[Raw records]
_ _ _
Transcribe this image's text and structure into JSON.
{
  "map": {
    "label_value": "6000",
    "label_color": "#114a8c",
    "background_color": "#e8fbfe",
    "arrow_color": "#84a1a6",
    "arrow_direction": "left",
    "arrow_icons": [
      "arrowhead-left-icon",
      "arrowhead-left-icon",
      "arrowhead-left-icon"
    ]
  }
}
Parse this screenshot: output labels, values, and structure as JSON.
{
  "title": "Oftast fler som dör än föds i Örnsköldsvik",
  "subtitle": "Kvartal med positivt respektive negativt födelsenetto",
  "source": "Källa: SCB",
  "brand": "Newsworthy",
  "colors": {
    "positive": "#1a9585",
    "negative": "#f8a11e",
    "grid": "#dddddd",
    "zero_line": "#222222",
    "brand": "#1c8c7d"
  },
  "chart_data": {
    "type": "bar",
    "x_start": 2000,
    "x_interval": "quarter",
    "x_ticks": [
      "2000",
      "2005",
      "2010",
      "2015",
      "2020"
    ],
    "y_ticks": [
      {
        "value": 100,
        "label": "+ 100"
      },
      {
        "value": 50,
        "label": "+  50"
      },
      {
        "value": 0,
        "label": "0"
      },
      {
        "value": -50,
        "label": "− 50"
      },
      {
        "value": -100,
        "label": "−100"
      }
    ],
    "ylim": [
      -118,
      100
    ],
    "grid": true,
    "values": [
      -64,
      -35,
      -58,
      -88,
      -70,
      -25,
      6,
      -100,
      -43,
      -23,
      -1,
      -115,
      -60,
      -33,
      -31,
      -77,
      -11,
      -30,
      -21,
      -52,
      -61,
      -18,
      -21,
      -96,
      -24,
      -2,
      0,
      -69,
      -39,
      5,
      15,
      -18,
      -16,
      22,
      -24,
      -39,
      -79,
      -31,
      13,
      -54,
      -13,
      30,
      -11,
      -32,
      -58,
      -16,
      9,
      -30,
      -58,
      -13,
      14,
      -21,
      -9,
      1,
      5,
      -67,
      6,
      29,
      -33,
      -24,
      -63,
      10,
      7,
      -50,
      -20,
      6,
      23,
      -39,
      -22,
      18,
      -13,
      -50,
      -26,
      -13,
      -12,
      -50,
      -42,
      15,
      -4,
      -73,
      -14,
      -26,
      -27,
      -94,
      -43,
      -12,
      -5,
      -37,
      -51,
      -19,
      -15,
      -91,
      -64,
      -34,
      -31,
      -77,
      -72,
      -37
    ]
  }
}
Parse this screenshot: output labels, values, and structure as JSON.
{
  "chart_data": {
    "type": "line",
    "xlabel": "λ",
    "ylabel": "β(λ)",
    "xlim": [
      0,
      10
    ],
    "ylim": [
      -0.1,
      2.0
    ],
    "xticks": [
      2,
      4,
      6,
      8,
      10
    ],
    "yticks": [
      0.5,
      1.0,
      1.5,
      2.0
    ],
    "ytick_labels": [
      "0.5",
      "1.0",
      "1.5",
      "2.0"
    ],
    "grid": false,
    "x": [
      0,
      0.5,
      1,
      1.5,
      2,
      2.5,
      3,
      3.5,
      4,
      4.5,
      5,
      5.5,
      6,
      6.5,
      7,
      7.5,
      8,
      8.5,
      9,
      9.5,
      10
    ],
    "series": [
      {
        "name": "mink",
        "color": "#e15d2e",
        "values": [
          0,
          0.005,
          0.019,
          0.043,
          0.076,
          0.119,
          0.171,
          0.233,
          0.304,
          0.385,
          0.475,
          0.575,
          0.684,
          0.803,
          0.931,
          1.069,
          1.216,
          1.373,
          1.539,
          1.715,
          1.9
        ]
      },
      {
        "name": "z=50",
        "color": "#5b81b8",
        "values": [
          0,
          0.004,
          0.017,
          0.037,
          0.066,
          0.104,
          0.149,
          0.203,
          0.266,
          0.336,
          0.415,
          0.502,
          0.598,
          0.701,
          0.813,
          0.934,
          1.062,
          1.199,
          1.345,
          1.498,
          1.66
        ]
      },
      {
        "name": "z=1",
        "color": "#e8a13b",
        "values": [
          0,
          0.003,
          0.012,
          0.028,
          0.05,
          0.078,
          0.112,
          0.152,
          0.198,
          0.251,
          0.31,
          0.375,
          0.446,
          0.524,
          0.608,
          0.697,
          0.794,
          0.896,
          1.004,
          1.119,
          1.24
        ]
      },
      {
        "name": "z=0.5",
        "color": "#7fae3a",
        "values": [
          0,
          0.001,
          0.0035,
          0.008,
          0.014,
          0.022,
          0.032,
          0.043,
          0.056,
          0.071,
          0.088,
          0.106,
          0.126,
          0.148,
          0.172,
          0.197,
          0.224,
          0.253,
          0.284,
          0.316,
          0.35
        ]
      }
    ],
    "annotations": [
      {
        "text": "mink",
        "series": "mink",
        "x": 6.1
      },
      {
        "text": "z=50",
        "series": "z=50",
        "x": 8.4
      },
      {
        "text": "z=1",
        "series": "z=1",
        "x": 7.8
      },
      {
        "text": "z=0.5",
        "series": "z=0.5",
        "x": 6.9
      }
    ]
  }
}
_ _ _
Goal.
From the records above, extract each line exactly as shown.

Response to the task.
Transcribe this image's text and structure into JSON.
{
  "map": {
    "label_value": "6000",
    "label_color": "#114a8c",
    "background_color": "#e8fbfe",
    "arrow_color": "#84a1a6",
    "arrow_direction": "left",
    "arrow_icons": [
      "arrowhead-left-icon",
      "arrowhead-left-icon",
      "arrowhead-left-icon"
    ]
  }
}
Parse this screenshot: output labels, values, and structure as JSON.
{
  "title": "Oftast fler som dör än föds i Örnsköldsvik",
  "subtitle": "Kvartal med positivt respektive negativt födelsenetto",
  "source": "Källa: SCB",
  "brand": "Newsworthy",
  "colors": {
    "positive": "#1a9585",
    "negative": "#f8a11e",
    "grid": "#dddddd",
    "zero_line": "#222222",
    "brand": "#1c8c7d"
  },
  "chart_data": {
    "type": "bar",
    "x_start": 2000,
    "x_interval": "quarter",
    "x_ticks": [
      "2000",
      "2005",
      "2010",
      "2015",
      "2020"
    ],
    "y_ticks": [
      {
        "value": 100,
        "label": "+ 100"
      },
      {
        "value": 50,
        "label": "+  50"
      },
      {
        "value": 0,
        "label": "0"
      },
      {
        "value": -50,
        "label": "− 50"
      },
      {
        "value": -100,
        "label": "−100"
      }
    ],
    "ylim": [
      -118,
      100
    ],
    "grid": true,
    "values": [
      -64,
      -35,
      -58,
      -88,
      -70,
      -25,
      6,
      -100,
      -43,
      -23,
      -1,
      -115,
      -60,
      -33,
      -31,
      -77,
      -11,
      -30,
      -21,
      -52,
      -61,
      -18,
      -21,
      -96,
      -24,
      -2,
      0,
      -69,
      -39,
      5,
      15,
      -18,
      -16,
      22,
      -24,
      -39,
      -79,
      -31,
      13,
      -54,
      -13,
      30,
      -11,
      -32,
      -58,
      -16,
      9,
      -30,
      -58,
      -13,
      14,
      -21,
      -9,
      1,
      5,
      -67,
      6,
      29,
      -33,
      -24,
      -63,
      10,
      7,
      -50,
      -20,
      6,
      23,
      -39,
      -22,
      18,
      -13,
      -50,
      -26,
      -13,
      -12,
      -50,
      -42,
      15,
      -4,
      -73,
      -14,
      -26,
      -27,
      -94,
      -43,
      -12,
      -5,
      -37,
      -51,
      -19,
      -15,
      -91,
      -64,
      -34,
      -31,
      -77,
      -72,
      -37
    ]
  }
}
Parse this screenshot: output labels, values, and structure as JSON.
{
  "chart_data": {
    "type": "line",
    "xlabel": "λ",
    "ylabel": "β(λ)",
    "xlim": [
      0,
      10
    ],
    "ylim": [
      -0.1,
      2.0
    ],
    "xticks": [
      2,
      4,
      6,
      8,
      10
    ],
    "yticks": [
      0.5,
      1.0,
      1.5,
      2.0
    ],
    "ytick_labels": [
      "0.5",
      "1.0",
      "1.5",
      "2.0"
    ],
    "grid": false,
    "x": [
      0,
      0.5,
      1,
      1.5,
      2,
      2.5,
      3,
      3.5,
      4,
      4.5,
      5,
      5.5,
      6,
      6.5,
      7,
      7.5,
      8,
      8.5,
      9,
      9.5,
      10
    ],
    "series": [
      {
        "name": "mink",
        "color": "#e15d2e",
        "values": [
          0,
          0.005,
          0.019,
          0.043,
          0.076,
          0.119,
          0.171,
          0.233,
          0.304,
          0.385,
          0.475,
          0.575,
          0.684,
          0.803,
          0.931,
          1.069,
          1.216,
          1.373,
          1.539,
          1.715,
          1.9
        ]
      },
      {
        "name": "z=50",
        "color": "#5b81b8",
        "values": [
          0,
          0.004,
          0.017,
          0.037,
          0.066,
          0.104,
          0.149,
          0.203,
          0.266,
          0.336,
          0.415,
          0.502,
          0.598,
          0.701,
          0.813,
          0.934,
          1.062,
          1.199,
          1.345,
          1.498,
          1.66
        ]
      },
      {
        "name": "z=1",
        "color": "#e8a13b",
        "values": [
          0,
          0.003,
          0.012,
          0.028,
          0.05,
          0.078,
          0.112,
          0.152,
          0.198,
          0.251,
          0.31,
          0.375,
          0.446,
          0.524,
          0.608,
          0.697,
          0.794,
          0.896,
          1.004,
          1.119,
          1.24
        ]
      },
      {
        "name": "z=0.5",
        "color": "#7fae3a",
        "values": [
          0,
          0.001,
          0.0035,
          0.008,
          0.014,
          0.022,
          0.032,
          0.043,
          0.056,
          0.071,
          0.088,
          0.106,
          0.126,
          0.148,
          0.172,
          0.197,
          0.224,
          0.253,
          0.284,
          0.316,
          0.35
        ]
      }
    ],
    "annotations": [
      {
        "text": "mink",
        "series": "mink",
        "x": 6.1
      },
      {
        "text": "z=50",
        "series": "z=50",
        "x": 8.4
      },
      {
        "text": "z=1",
        "series": "z=1",
        "x": 7.8
      },
      {
        "text": "z=0.5",
        "series": "z=0.5",
        "x": 6.9
      }
    ]
  }
}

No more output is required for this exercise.